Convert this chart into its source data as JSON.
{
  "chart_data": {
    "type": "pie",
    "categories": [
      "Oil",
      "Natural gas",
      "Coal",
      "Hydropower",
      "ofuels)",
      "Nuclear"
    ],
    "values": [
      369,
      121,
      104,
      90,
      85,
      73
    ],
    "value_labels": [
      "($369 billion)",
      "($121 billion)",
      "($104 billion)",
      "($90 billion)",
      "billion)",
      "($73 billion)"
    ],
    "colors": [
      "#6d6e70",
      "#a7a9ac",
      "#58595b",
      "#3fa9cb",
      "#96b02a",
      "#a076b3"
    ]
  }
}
---+---
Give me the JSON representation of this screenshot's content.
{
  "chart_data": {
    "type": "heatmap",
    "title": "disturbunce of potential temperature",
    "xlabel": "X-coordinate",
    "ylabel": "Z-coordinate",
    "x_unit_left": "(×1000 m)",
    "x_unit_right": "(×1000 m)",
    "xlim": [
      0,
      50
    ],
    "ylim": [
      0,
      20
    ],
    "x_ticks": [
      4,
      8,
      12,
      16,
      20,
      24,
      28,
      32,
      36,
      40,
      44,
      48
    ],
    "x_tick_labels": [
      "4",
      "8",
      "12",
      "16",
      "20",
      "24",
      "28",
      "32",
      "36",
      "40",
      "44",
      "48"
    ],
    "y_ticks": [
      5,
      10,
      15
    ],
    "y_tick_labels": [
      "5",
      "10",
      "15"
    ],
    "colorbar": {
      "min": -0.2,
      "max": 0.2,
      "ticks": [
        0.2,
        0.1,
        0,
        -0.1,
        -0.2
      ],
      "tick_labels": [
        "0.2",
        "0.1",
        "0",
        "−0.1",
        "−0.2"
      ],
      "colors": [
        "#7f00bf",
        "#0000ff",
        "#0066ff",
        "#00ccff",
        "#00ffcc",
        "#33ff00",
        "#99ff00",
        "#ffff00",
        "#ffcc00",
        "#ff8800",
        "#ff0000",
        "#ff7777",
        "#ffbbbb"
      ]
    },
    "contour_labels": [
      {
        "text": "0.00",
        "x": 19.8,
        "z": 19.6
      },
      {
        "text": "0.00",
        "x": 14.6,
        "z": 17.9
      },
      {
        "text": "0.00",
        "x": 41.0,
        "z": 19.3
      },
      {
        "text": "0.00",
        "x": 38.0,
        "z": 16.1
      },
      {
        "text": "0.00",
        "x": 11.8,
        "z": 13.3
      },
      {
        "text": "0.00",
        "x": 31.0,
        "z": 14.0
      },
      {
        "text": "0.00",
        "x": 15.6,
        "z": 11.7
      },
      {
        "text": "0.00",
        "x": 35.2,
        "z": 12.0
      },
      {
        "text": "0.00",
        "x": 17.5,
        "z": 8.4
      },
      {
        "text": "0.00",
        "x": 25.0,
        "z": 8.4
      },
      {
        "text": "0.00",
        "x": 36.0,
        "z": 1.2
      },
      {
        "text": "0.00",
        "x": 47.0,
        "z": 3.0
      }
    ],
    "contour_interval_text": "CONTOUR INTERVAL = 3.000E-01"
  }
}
---+---
▶ [Short problem]
Extract every line of the records above that contains the word "JSON".

▶ [Exercise answer]
Convert this chart into its source data as JSON.
Give me the JSON representation of this screenshot's content.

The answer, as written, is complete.